• REQUIRED WORK:
Tally the lines that include the word "МОНІТОРИНГ" and reply with nothing but the total.

• RAW RECORDS:
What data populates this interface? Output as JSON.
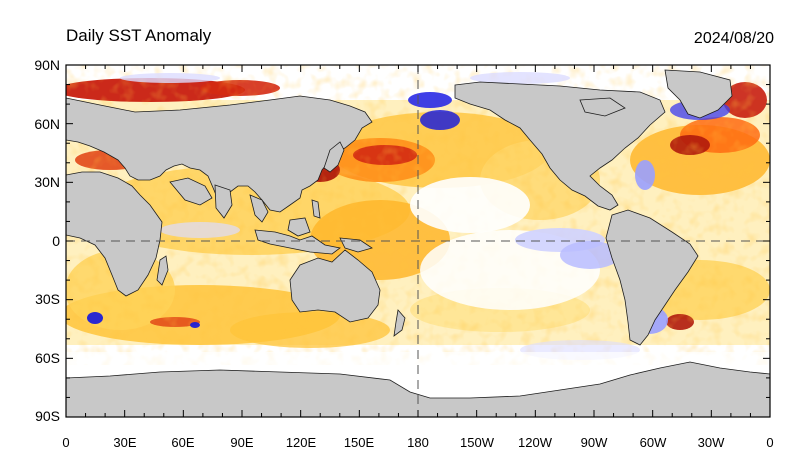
{
  "map": {
    "title": "Daily SST Anomaly",
    "date": "2024/08/20",
    "lat_labels": [
      "90N",
      "60N",
      "30N",
      "0",
      "30S",
      "60S",
      "90S"
    ],
    "lon_labels": [
      "0",
      "30E",
      "60E",
      "90E",
      "120E",
      "150E",
      "180",
      "150W",
      "120W",
      "90W",
      "60W",
      "30W",
      "0"
    ],
    "colors": {
      "land": "#c8c8c8",
      "coast": "#1e1e1e",
      "ocean_neutral": "#ffffff",
      "warm_light": "#ffe38a",
      "warm_mid": "#ffb62a",
      "warm_strong": "#ff7a10",
      "hot": "#d42a12",
      "very_hot": "#8c0e0a",
      "cool_light": "#dcdcff",
      "cool_mid": "#9aa0ff",
      "cool_strong": "#1f1fd8"
    },
    "map_type": "global equirectangular, centered on 180",
    "reference_lines": [
      "equator dashed",
      "180 meridian dashed"
    ]
  }
}
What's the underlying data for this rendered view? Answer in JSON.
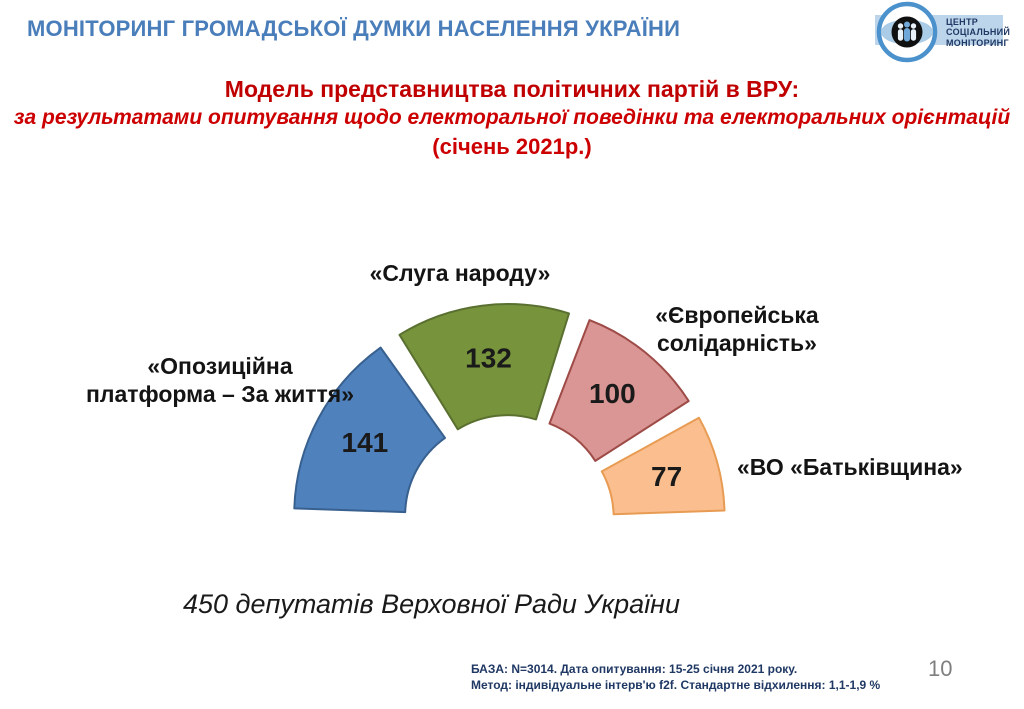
{
  "header": {
    "title": "МОНІТОРИНГ ГРОМАДСЬКОЇ ДУМКИ НАСЕЛЕННЯ УКРАЇНИ"
  },
  "logo": {
    "lines": [
      "ЦЕНТР",
      "СОЦІАЛЬНИЙ",
      "МОНІТОРИНГ"
    ]
  },
  "title": {
    "line1": "Модель представництва політичних партій в ВРУ:",
    "line2": "за результатами опитування щодо електоральної поведінки та електоральних орієнтацій",
    "line3": "(січень 2021р.)"
  },
  "chart_data": {
    "type": "pie",
    "subtype": "half-donut-exploded",
    "title": "Модель представництва політичних партій в ВРУ",
    "categories": [
      "«Опозиційна платформа – За життя»",
      "«Слуга народу»",
      "«Європейська солідарність»",
      "«ВО «Батьківщина»"
    ],
    "display_labels": [
      "«Опозиційна\nплатформа – За життя»",
      "«Слуга народу»",
      "«Європейська\nсолідарність»",
      "«ВО «Батьківщина»"
    ],
    "values": [
      141,
      132,
      100,
      77
    ],
    "total": 450,
    "start_angle_deg": 180,
    "end_angle_deg": 0,
    "inner_radius_ratio": 0.46,
    "legend": "none",
    "colors": [
      "#4F81BD",
      "#77933C",
      "#D99694",
      "#FBBF8F"
    ],
    "border_colors": [
      "#38608F",
      "#5A7030",
      "#9E4B47",
      "#E89B52"
    ],
    "caption": "450 депутатів Верховної Ради України"
  },
  "footer": {
    "line1": "БАЗА: N=3014. Дата опитування: 15-25 січня 2021 року.",
    "line2": "Метод: індивідуальне інтерв'ю f2f. Стандартне відхилення: 1,1-1,9 %",
    "page_number": "10"
  },
  "theme_colors": {
    "header_blue": "#4A7EBA",
    "title_red": "#C00000",
    "subtitle_red": "#CC0000",
    "footer_navy": "#1F3864",
    "page_gray": "#7F7F7F",
    "logo_band_blue": "#BDD5EA",
    "logo_ring_blue": "#4B92CD"
  }
}
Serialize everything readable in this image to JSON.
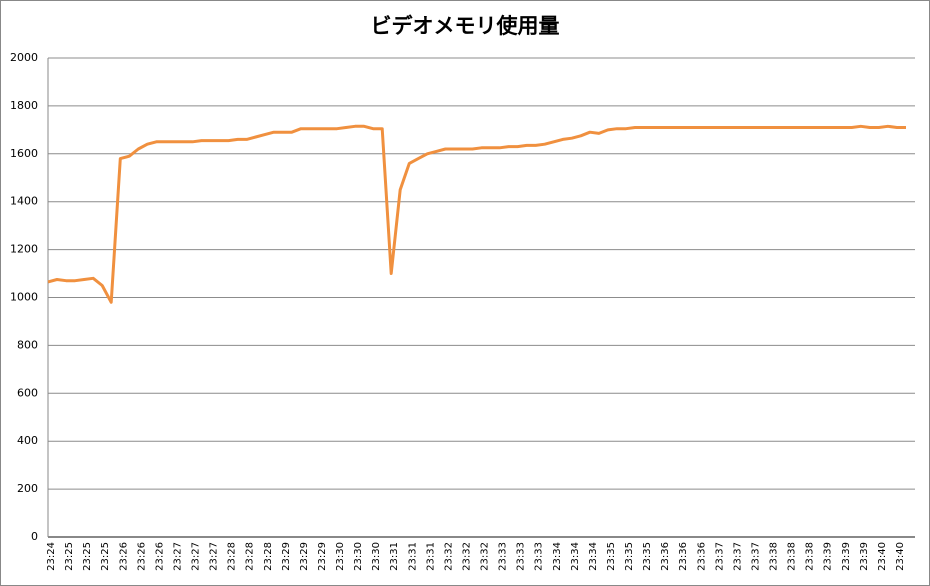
{
  "chart_data": {
    "type": "line",
    "title": "ビデオメモリ使用量",
    "categories": [
      "23:24",
      null,
      "23:25",
      null,
      "23:25",
      null,
      "23:25",
      null,
      "23:26",
      null,
      "23:26",
      null,
      "23:26",
      null,
      "23:27",
      null,
      "23:27",
      null,
      "23:27",
      null,
      "23:28",
      null,
      "23:28",
      null,
      "23:28",
      null,
      "23:29",
      null,
      "23:29",
      null,
      "23:29",
      null,
      "23:30",
      null,
      "23:30",
      null,
      "23:30",
      null,
      "23:31",
      null,
      "23:31",
      null,
      "23:31",
      null,
      "23:32",
      null,
      "23:32",
      null,
      "23:32",
      null,
      "23:33",
      null,
      "23:33",
      null,
      "23:33",
      null,
      "23:34",
      null,
      "23:34",
      null,
      "23:34",
      null,
      "23:35",
      null,
      "23:35",
      null,
      "23:35",
      null,
      "23:36",
      null,
      "23:36",
      null,
      "23:36",
      null,
      "23:37",
      null,
      "23:37",
      null,
      "23:37",
      null,
      "23:38",
      null,
      "23:38",
      null,
      "23:38",
      null,
      "23:39",
      null,
      "23:39",
      null,
      "23:39",
      null,
      "23:40",
      null,
      "23:40",
      null
    ],
    "series": [
      {
        "color": "#f0903f",
        "values": [
          1065,
          1075,
          1070,
          1070,
          1075,
          1080,
          1050,
          980,
          1580,
          1590,
          1620,
          1640,
          1650,
          1650,
          1650,
          1650,
          1650,
          1655,
          1655,
          1655,
          1655,
          1660,
          1660,
          1670,
          1680,
          1690,
          1690,
          1690,
          1705,
          1705,
          1705,
          1705,
          1705,
          1710,
          1715,
          1715,
          1705,
          1705,
          1100,
          1450,
          1560,
          1580,
          1600,
          1610,
          1620,
          1620,
          1620,
          1620,
          1625,
          1625,
          1625,
          1630,
          1630,
          1635,
          1635,
          1640,
          1650,
          1660,
          1665,
          1675,
          1690,
          1685,
          1700,
          1705,
          1705,
          1710,
          1710,
          1710,
          1710,
          1710,
          1710,
          1710,
          1710,
          1710,
          1710,
          1710,
          1710,
          1710,
          1710,
          1710,
          1710,
          1710,
          1710,
          1710,
          1710,
          1710,
          1710,
          1710,
          1710,
          1710,
          1715,
          1710,
          1710,
          1715,
          1710,
          1710
        ]
      }
    ],
    "ylim": [
      0,
      2000
    ],
    "yticks": [
      0,
      200,
      400,
      600,
      800,
      1000,
      1200,
      1400,
      1600,
      1800,
      2000
    ],
    "grid": true
  }
}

• WORKED SOLUTION:
2